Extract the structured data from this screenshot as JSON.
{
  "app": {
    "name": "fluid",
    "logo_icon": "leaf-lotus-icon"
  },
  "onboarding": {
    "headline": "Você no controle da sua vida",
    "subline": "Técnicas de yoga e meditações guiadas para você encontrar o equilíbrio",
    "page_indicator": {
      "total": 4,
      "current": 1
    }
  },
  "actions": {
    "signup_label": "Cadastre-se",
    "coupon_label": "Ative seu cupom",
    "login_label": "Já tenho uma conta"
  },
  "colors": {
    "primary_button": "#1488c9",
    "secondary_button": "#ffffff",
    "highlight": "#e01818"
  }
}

- _EXERCISE DIRECTIONS_
Give the entries again in full, exactly as they are written.

- _SOLUTION TO THE PROBLEM_
Extract the structured data from this screenshot as JSON.
{
  "app": {
    "name": "fluid",
    "logo_icon": "leaf-lotus-icon"
  },
  "onboarding": {
    "headline": "Você no controle da sua vida",
    "subline": "Técnicas de yoga e meditações guiadas para você encontrar o equilíbrio",
    "page_indicator": {
      "total": 4,
      "current": 1
    }
  },
  "actions": {
    "signup_label": "Cadastre-se",
    "coupon_label": "Ative seu cupom",
    "login_label": "Já tenho uma conta"
  },
  "colors": {
    "primary_button": "#1488c9",
    "secondary_button": "#ffffff",
    "highlight": "#e01818"
  }
}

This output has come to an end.